++++ Data for processing

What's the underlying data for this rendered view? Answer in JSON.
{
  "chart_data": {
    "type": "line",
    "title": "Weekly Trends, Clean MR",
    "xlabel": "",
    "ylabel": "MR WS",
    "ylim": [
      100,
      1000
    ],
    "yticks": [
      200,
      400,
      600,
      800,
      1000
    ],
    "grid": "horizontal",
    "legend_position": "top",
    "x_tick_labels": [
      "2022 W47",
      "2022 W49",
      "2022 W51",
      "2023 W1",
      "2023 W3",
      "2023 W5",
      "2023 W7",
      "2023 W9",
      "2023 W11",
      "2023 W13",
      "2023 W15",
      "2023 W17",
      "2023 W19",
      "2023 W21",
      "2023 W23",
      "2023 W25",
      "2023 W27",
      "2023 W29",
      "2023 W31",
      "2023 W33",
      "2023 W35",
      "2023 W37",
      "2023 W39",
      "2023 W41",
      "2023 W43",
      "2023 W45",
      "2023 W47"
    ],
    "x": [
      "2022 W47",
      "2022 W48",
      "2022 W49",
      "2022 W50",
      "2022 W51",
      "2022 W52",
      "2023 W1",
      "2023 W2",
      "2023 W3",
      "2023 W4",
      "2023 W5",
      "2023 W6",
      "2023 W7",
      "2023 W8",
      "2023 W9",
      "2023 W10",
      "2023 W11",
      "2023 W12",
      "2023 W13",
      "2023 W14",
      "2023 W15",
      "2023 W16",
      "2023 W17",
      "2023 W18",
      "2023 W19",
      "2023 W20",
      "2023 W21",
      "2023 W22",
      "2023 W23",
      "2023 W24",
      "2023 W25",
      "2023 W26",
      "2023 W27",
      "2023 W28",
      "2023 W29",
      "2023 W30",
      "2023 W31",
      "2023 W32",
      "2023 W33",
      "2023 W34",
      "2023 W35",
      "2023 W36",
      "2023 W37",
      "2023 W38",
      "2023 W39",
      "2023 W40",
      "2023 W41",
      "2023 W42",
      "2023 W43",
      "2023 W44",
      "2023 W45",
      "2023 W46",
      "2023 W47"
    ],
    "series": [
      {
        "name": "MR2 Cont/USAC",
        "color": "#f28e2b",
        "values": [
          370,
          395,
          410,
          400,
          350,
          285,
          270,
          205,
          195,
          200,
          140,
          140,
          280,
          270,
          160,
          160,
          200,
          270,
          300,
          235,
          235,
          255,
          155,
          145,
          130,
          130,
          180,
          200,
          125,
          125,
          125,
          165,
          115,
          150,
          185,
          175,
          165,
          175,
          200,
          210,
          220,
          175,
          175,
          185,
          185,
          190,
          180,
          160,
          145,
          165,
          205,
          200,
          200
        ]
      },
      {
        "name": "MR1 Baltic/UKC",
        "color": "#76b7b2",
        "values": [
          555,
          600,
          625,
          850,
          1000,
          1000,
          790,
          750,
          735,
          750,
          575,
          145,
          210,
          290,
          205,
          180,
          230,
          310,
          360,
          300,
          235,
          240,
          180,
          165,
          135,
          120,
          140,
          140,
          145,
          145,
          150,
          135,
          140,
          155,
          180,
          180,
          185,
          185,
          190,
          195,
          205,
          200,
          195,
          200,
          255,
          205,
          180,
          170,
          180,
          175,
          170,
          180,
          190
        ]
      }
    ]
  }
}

++++++++

• Stated goal:
Repeat the lines above exactly.

• Result:
What's the underlying data for this rendered view? Answer in JSON.
{
  "chart_data": {
    "type": "line",
    "title": "Weekly Trends, Clean MR",
    "xlabel": "",
    "ylabel": "MR WS",
    "ylim": [
      100,
      1000
    ],
    "yticks": [
      200,
      400,
      600,
      800,
      1000
    ],
    "grid": "horizontal",
    "legend_position": "top",
    "x_tick_labels": [
      "2022 W47",
      "2022 W49",
      "2022 W51",
      "2023 W1",
      "2023 W3",
      "2023 W5",
      "2023 W7",
      "2023 W9",
      "2023 W11",
      "2023 W13",
      "2023 W15",
      "2023 W17",
      "2023 W19",
      "2023 W21",
      "2023 W23",
      "2023 W25",
      "2023 W27",
      "2023 W29",
      "2023 W31",
      "2023 W33",
      "2023 W35",
      "2023 W37",
      "2023 W39",
      "2023 W41",
      "2023 W43",
      "2023 W45",
      "2023 W47"
    ],
    "x": [
      "2022 W47",
      "2022 W48",
      "2022 W49",
      "2022 W50",
      "2022 W51",
      "2022 W52",
      "2023 W1",
      "2023 W2",
      "2023 W3",
      "2023 W4",
      "2023 W5",
      "2023 W6",
      "2023 W7",
      "2023 W8",
      "2023 W9",
      "2023 W10",
      "2023 W11",
      "2023 W12",
      "2023 W13",
      "2023 W14",
      "2023 W15",
      "2023 W16",
      "2023 W17",
      "2023 W18",
      "2023 W19",
      "2023 W20",
      "2023 W21",
      "2023 W22",
      "2023 W23",
      "2023 W24",
      "2023 W25",
      "2023 W26",
      "2023 W27",
      "2023 W28",
      "2023 W29",
      "2023 W30",
      "2023 W31",
      "2023 W32",
      "2023 W33",
      "2023 W34",
      "2023 W35",
      "2023 W36",
      "2023 W37",
      "2023 W38",
      "2023 W39",
      "2023 W40",
      "2023 W41",
      "2023 W42",
      "2023 W43",
      "2023 W44",
      "2023 W45",
      "2023 W46",
      "2023 W47"
    ],
    "series": [
      {
        "name": "MR2 Cont/USAC",
        "color": "#f28e2b",
        "values": [
          370,
          395,
          410,
          400,
          350,
          285,
          270,
          205,
          195,
          200,
          140,
          140,
          280,
          270,
          160,
          160,
          200,
          270,
          300,
          235,
          235,
          255,
          155,
          145,
          130,
          130,
          180,
          200,
          125,
          125,
          125,
          165,
          115,
          150,
          185,
          175,
          165,
          175,
          200,
          210,
          220,
          175,
          175,
          185,
          185,
          190,
          180,
          160,
          145,
          165,
          205,
          200,
          200
        ]
      },
      {
        "name": "MR1 Baltic/UKC",
        "color": "#76b7b2",
        "values": [
          555,
          600,
          625,
          850,
          1000,
          1000,
          790,
          750,
          735,
          750,
          575,
          145,
          210,
          290,
          205,
          180,
          230,
          310,
          360,
          300,
          235,
          240,
          180,
          165,
          135,
          120,
          140,
          140,
          145,
          145,
          150,
          135,
          140,
          155,
          180,
          180,
          185,
          185,
          190,
          195,
          205,
          200,
          195,
          200,
          255,
          205,
          180,
          170,
          180,
          175,
          170,
          180,
          190
        ]
      }
    ]
  }
}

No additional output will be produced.